─── SUPPLIED MATERIAL ───

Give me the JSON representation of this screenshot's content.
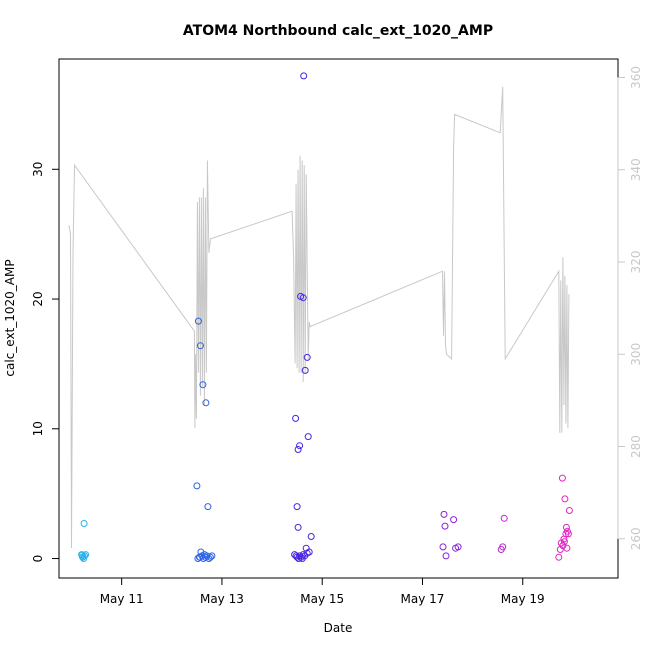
{
  "chart_data": {
    "type": "scatter",
    "title": "ATOM4 Northbound calc_ext_1020_AMP",
    "xlabel": "Date",
    "ylabel": "calc_ext_1020_AMP",
    "xlim": [
      9.75,
      20.9
    ],
    "ylim": [
      -1.5,
      38.5
    ],
    "y2lim": [
      251.5,
      364
    ],
    "x_ticks": [
      {
        "value": 11,
        "label": "May 11"
      },
      {
        "value": 13,
        "label": "May 13"
      },
      {
        "value": 15,
        "label": "May 15"
      },
      {
        "value": 17,
        "label": "May 17"
      },
      {
        "value": 19,
        "label": "May 19"
      }
    ],
    "y_ticks": [
      0,
      10,
      20,
      30
    ],
    "y2_ticks": [
      260,
      280,
      300,
      320,
      340,
      360
    ],
    "x_unit": "day of May",
    "points_series": [
      {
        "color": "#27b4ee",
        "points": [
          [
            10.2,
            0.3
          ],
          [
            10.22,
            0.1
          ],
          [
            10.24,
            0.0
          ],
          [
            10.25,
            2.7
          ],
          [
            10.26,
            0.2
          ],
          [
            10.28,
            0.3
          ],
          [
            10.23,
            0.15
          ],
          [
            10.21,
            0.25
          ]
        ]
      },
      {
        "color": "#2b63e8",
        "points": [
          [
            12.5,
            5.6
          ],
          [
            12.53,
            18.3
          ],
          [
            12.57,
            16.4
          ],
          [
            12.62,
            13.4
          ],
          [
            12.68,
            12.0
          ],
          [
            12.72,
            4.0
          ],
          [
            12.55,
            0.1
          ],
          [
            12.58,
            0.5
          ],
          [
            12.6,
            0.2
          ],
          [
            12.63,
            0.0
          ],
          [
            12.65,
            0.3
          ],
          [
            12.67,
            0.1
          ],
          [
            12.7,
            0.2
          ],
          [
            12.74,
            0.0
          ],
          [
            12.77,
            0.1
          ],
          [
            12.8,
            0.2
          ],
          [
            12.52,
            0.0
          ],
          [
            12.56,
            0.1
          ]
        ]
      },
      {
        "color": "#4a24e0",
        "points": [
          [
            14.47,
            10.8
          ],
          [
            14.52,
            8.4
          ],
          [
            14.55,
            8.7
          ],
          [
            14.5,
            4.0
          ],
          [
            14.52,
            2.4
          ],
          [
            14.57,
            20.2
          ],
          [
            14.62,
            20.1
          ],
          [
            14.63,
            37.2
          ],
          [
            14.66,
            14.5
          ],
          [
            14.7,
            15.5
          ],
          [
            14.72,
            9.4
          ],
          [
            14.78,
            1.7
          ],
          [
            14.68,
            0.8
          ],
          [
            14.45,
            0.3
          ],
          [
            14.48,
            0.2
          ],
          [
            14.5,
            0.1
          ],
          [
            14.53,
            0.0
          ],
          [
            14.55,
            0.2
          ],
          [
            14.58,
            0.1
          ],
          [
            14.6,
            0.0
          ],
          [
            14.62,
            0.3
          ],
          [
            14.65,
            0.2
          ],
          [
            14.7,
            0.4
          ],
          [
            14.74,
            0.5
          ]
        ]
      },
      {
        "color": "#8a24d6",
        "points": [
          [
            17.43,
            3.4
          ],
          [
            17.45,
            2.5
          ],
          [
            17.41,
            0.9
          ],
          [
            17.47,
            0.2
          ],
          [
            17.62,
            3.0
          ],
          [
            17.66,
            0.8
          ],
          [
            17.71,
            0.9
          ]
        ]
      },
      {
        "color": "#b82acb",
        "points": [
          [
            18.57,
            0.7
          ],
          [
            18.6,
            0.9
          ],
          [
            18.63,
            3.1
          ]
        ]
      },
      {
        "color": "#e028c0",
        "points": [
          [
            19.72,
            0.1
          ],
          [
            19.77,
            1.2
          ],
          [
            19.79,
            6.2
          ],
          [
            19.82,
            1.5
          ],
          [
            19.84,
            4.6
          ],
          [
            19.86,
            1.9
          ],
          [
            19.87,
            2.4
          ],
          [
            19.88,
            0.8
          ],
          [
            19.89,
            2.1
          ],
          [
            19.91,
            1.9
          ],
          [
            19.83,
            1.3
          ],
          [
            19.93,
            3.7
          ],
          [
            19.8,
            1.0
          ],
          [
            19.75,
            0.7
          ]
        ]
      }
    ],
    "line_series": {
      "color": "#c8c8c8",
      "axis": "right",
      "points": [
        [
          9.95,
          328
        ],
        [
          9.98,
          326
        ],
        [
          10.0,
          258
        ],
        [
          10.03,
          322
        ],
        [
          10.06,
          341
        ],
        [
          12.45,
          305
        ],
        [
          12.46,
          284
        ],
        [
          12.47,
          300
        ],
        [
          12.49,
          286
        ],
        [
          12.51,
          333
        ],
        [
          12.53,
          296
        ],
        [
          12.55,
          334
        ],
        [
          12.57,
          291
        ],
        [
          12.59,
          334
        ],
        [
          12.61,
          293
        ],
        [
          12.63,
          336
        ],
        [
          12.65,
          289
        ],
        [
          12.67,
          334
        ],
        [
          12.69,
          296
        ],
        [
          12.71,
          342
        ],
        [
          12.74,
          322
        ],
        [
          12.77,
          325
        ],
        [
          14.4,
          331
        ],
        [
          14.43,
          321
        ],
        [
          14.46,
          298
        ],
        [
          14.48,
          337
        ],
        [
          14.5,
          297
        ],
        [
          14.52,
          340
        ],
        [
          14.54,
          296
        ],
        [
          14.56,
          343
        ],
        [
          14.58,
          296
        ],
        [
          14.6,
          342
        ],
        [
          14.62,
          294
        ],
        [
          14.64,
          341
        ],
        [
          14.66,
          296
        ],
        [
          14.68,
          339
        ],
        [
          14.72,
          299
        ],
        [
          14.74,
          307
        ],
        [
          14.76,
          306
        ],
        [
          17.4,
          318
        ],
        [
          17.42,
          304
        ],
        [
          17.44,
          318
        ],
        [
          17.46,
          302
        ],
        [
          17.48,
          300
        ],
        [
          17.58,
          299
        ],
        [
          17.62,
          345
        ],
        [
          17.64,
          352
        ],
        [
          18.55,
          348
        ],
        [
          18.6,
          358
        ],
        [
          18.65,
          299
        ],
        [
          19.72,
          318
        ],
        [
          19.74,
          283
        ],
        [
          19.76,
          316
        ],
        [
          19.78,
          283
        ],
        [
          19.8,
          321
        ],
        [
          19.82,
          289
        ],
        [
          19.84,
          317
        ],
        [
          19.86,
          285
        ],
        [
          19.88,
          315
        ],
        [
          19.9,
          284
        ],
        [
          19.92,
          313
        ]
      ]
    }
  }
}
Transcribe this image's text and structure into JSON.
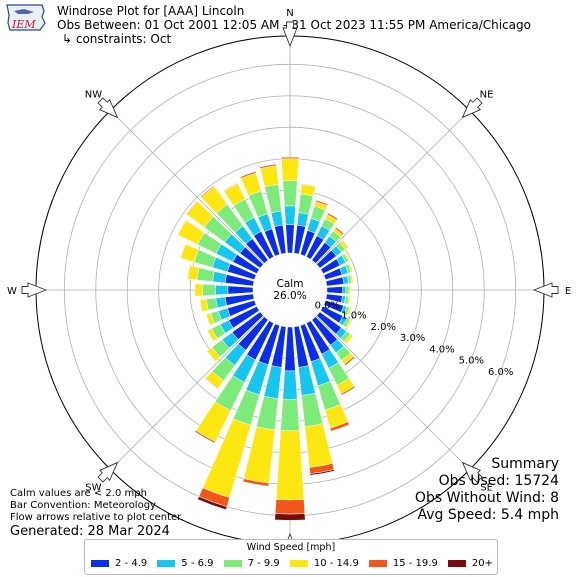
{
  "header": {
    "logo_text": "IEM",
    "title": "Windrose Plot for [AAA] Lincoln",
    "period": "Obs Between: 01 Oct 2001 12:05 AM - 31 Oct 2023 11:55 PM America/Chicago",
    "constraints": "↳ constraints: Oct"
  },
  "footer": {
    "calm_note": "Calm values are < 2.0 mph",
    "bar_convention": "Bar Convention: Meteorology",
    "arrows_note": "Flow arrows relative to plot center.",
    "generated": "Generated: 28 Mar 2024"
  },
  "summary": {
    "title": "Summary",
    "obs_used": "Obs Used: 15724",
    "obs_without_wind": "Obs Without Wind: 8",
    "avg_speed": "Avg Speed: 5.4 mph"
  },
  "colors": {
    "bins": [
      "#0a2ee6",
      "#17c6ef",
      "#7ceb7a",
      "#fde711",
      "#f2561b",
      "#7a0b0b"
    ],
    "grid": "#b0b0b0"
  },
  "chart_data": {
    "type": "windrose",
    "calm_label": "Calm",
    "calm_percent": "26.0%",
    "calm_value": 26.0,
    "radial_ticks": [
      "0.0%",
      "1.0%",
      "2.0%",
      "3.0%",
      "4.0%",
      "5.0%",
      "6.0%"
    ],
    "rlim": [
      0,
      6.9
    ],
    "direction_labels": [
      {
        "label": "N",
        "angle": 0
      },
      {
        "label": "NE",
        "angle": 45
      },
      {
        "label": "E",
        "angle": 90
      },
      {
        "label": "SE",
        "angle": 135
      },
      {
        "label": "S",
        "angle": 180
      },
      {
        "label": "SW",
        "angle": 225
      },
      {
        "label": "W",
        "angle": 270
      },
      {
        "label": "NW",
        "angle": 315
      }
    ],
    "legend_title": "Wind Speed [mph]",
    "bins": [
      "2 - 4.9",
      "5 - 6.9",
      "7 - 9.9",
      "10 - 14.9",
      "15 - 19.9",
      "20+"
    ],
    "directions": [
      0,
      10,
      20,
      30,
      40,
      50,
      60,
      70,
      80,
      90,
      100,
      110,
      120,
      130,
      140,
      150,
      160,
      170,
      180,
      190,
      200,
      210,
      220,
      230,
      240,
      250,
      260,
      270,
      280,
      290,
      300,
      310,
      320,
      330,
      340,
      350
    ],
    "cumulative_percent": [
      [
        0.9,
        1.5,
        2.3,
        3.0,
        3.05,
        3.05
      ],
      [
        0.9,
        1.3,
        1.9,
        2.2,
        2.22,
        2.22
      ],
      [
        0.8,
        1.2,
        1.6,
        1.75,
        1.8,
        1.8
      ],
      [
        0.75,
        1.1,
        1.35,
        1.5,
        1.55,
        1.55
      ],
      [
        0.7,
        0.95,
        1.15,
        1.25,
        1.3,
        1.3
      ],
      [
        0.65,
        0.85,
        1.0,
        1.1,
        1.12,
        1.12
      ],
      [
        0.6,
        0.8,
        0.9,
        0.95,
        0.95,
        0.95
      ],
      [
        0.55,
        0.75,
        0.85,
        0.9,
        0.9,
        0.9
      ],
      [
        0.55,
        0.7,
        0.8,
        0.85,
        0.85,
        0.85
      ],
      [
        0.5,
        0.6,
        0.7,
        0.75,
        0.75,
        0.75
      ],
      [
        0.5,
        0.6,
        0.7,
        0.75,
        0.75,
        0.75
      ],
      [
        0.6,
        0.7,
        0.8,
        0.85,
        0.85,
        0.85
      ],
      [
        0.7,
        0.85,
        0.95,
        1.0,
        1.0,
        1.0
      ],
      [
        0.85,
        1.05,
        1.2,
        1.3,
        1.3,
        1.3
      ],
      [
        1.0,
        1.3,
        1.6,
        1.75,
        1.8,
        1.8
      ],
      [
        1.1,
        1.6,
        2.2,
        2.5,
        2.55,
        2.55
      ],
      [
        1.2,
        2.0,
        2.8,
        3.4,
        3.5,
        3.5
      ],
      [
        1.3,
        2.2,
        3.2,
        4.5,
        4.7,
        4.75
      ],
      [
        1.4,
        2.3,
        3.3,
        5.5,
        5.95,
        6.15
      ],
      [
        1.3,
        2.3,
        3.3,
        5.0,
        5.1,
        5.1
      ],
      [
        1.3,
        2.3,
        3.3,
        5.7,
        6.0,
        6.1
      ],
      [
        1.3,
        2.1,
        3.1,
        4.2,
        4.25,
        4.25
      ],
      [
        1.2,
        1.8,
        2.4,
        2.7,
        2.72,
        2.72
      ],
      [
        1.1,
        1.5,
        1.9,
        2.1,
        2.1,
        2.1
      ],
      [
        1.0,
        1.3,
        1.6,
        1.75,
        1.75,
        1.75
      ],
      [
        0.9,
        1.2,
        1.45,
        1.6,
        1.6,
        1.6
      ],
      [
        0.9,
        1.2,
        1.5,
        1.7,
        1.7,
        1.7
      ],
      [
        0.8,
        1.2,
        1.6,
        1.85,
        1.85,
        1.85
      ],
      [
        0.9,
        1.3,
        1.8,
        2.1,
        2.1,
        2.1
      ],
      [
        0.9,
        1.4,
        2.0,
        2.45,
        2.45,
        2.45
      ],
      [
        0.85,
        1.45,
        2.1,
        2.8,
        2.8,
        2.8
      ],
      [
        0.8,
        1.4,
        2.2,
        2.9,
        2.92,
        2.92
      ],
      [
        0.85,
        1.35,
        2.2,
        2.9,
        2.93,
        2.93
      ],
      [
        0.9,
        1.4,
        2.05,
        2.6,
        2.62,
        2.62
      ],
      [
        0.85,
        1.35,
        2.1,
        2.7,
        2.75,
        2.75
      ],
      [
        0.9,
        1.35,
        2.2,
        2.8,
        2.85,
        2.85
      ]
    ]
  }
}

───

AIM:
Among the lines of the material, find those that hold the word "JSON" and copy them.

ANSWER FOR THIS EXERCISE:
Give me the JSON representation of this screenshot's content.
Transcribe this image's text and structure into JSON.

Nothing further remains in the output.